Retype the records below exactly as they appear, but leave out any pictures.

· · · · · · ·

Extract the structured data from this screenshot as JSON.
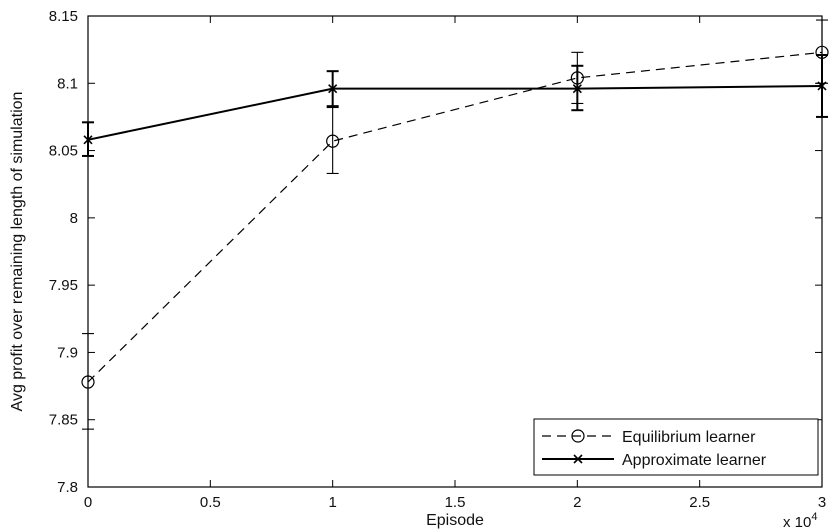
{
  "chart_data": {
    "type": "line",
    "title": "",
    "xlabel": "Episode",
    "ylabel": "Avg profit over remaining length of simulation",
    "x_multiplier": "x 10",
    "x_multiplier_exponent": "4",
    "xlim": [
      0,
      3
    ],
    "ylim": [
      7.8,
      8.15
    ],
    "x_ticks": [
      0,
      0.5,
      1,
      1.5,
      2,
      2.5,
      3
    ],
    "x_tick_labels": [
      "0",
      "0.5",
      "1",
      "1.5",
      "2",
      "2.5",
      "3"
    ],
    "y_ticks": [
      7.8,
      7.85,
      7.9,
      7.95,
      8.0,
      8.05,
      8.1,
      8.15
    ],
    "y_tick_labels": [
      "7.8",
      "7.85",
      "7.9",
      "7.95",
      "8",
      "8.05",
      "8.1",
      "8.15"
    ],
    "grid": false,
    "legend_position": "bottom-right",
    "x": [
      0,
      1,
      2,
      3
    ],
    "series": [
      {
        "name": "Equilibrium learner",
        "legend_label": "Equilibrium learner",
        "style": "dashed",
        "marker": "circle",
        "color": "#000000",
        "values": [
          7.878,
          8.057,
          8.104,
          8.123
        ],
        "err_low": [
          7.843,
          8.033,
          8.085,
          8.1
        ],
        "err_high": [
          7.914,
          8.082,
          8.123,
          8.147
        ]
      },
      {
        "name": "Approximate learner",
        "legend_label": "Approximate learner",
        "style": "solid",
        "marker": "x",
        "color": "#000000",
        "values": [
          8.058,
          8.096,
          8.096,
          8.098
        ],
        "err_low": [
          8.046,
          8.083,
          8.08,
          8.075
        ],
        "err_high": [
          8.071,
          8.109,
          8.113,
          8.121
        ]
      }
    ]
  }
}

· · · · · · ·

#### Complete answer:
Extract the structured data from this screenshot as JSON.
{
  "chart_data": {
    "type": "line",
    "title": "",
    "xlabel": "Episode",
    "ylabel": "Avg profit over remaining length of simulation",
    "x_multiplier": "x 10",
    "x_multiplier_exponent": "4",
    "xlim": [
      0,
      3
    ],
    "ylim": [
      7.8,
      8.15
    ],
    "x_ticks": [
      0,
      0.5,
      1,
      1.5,
      2,
      2.5,
      3
    ],
    "x_tick_labels": [
      "0",
      "0.5",
      "1",
      "1.5",
      "2",
      "2.5",
      "3"
    ],
    "y_ticks": [
      7.8,
      7.85,
      7.9,
      7.95,
      8.0,
      8.05,
      8.1,
      8.15
    ],
    "y_tick_labels": [
      "7.8",
      "7.85",
      "7.9",
      "7.95",
      "8",
      "8.05",
      "8.1",
      "8.15"
    ],
    "grid": false,
    "legend_position": "bottom-right",
    "x": [
      0,
      1,
      2,
      3
    ],
    "series": [
      {
        "name": "Equilibrium learner",
        "legend_label": "Equilibrium learner",
        "style": "dashed",
        "marker": "circle",
        "color": "#000000",
        "values": [
          7.878,
          8.057,
          8.104,
          8.123
        ],
        "err_low": [
          7.843,
          8.033,
          8.085,
          8.1
        ],
        "err_high": [
          7.914,
          8.082,
          8.123,
          8.147
        ]
      },
      {
        "name": "Approximate learner",
        "legend_label": "Approximate learner",
        "style": "solid",
        "marker": "x",
        "color": "#000000",
        "values": [
          8.058,
          8.096,
          8.096,
          8.098
        ],
        "err_low": [
          8.046,
          8.083,
          8.08,
          8.075
        ],
        "err_high": [
          8.071,
          8.109,
          8.113,
          8.121
        ]
      }
    ]
  }
}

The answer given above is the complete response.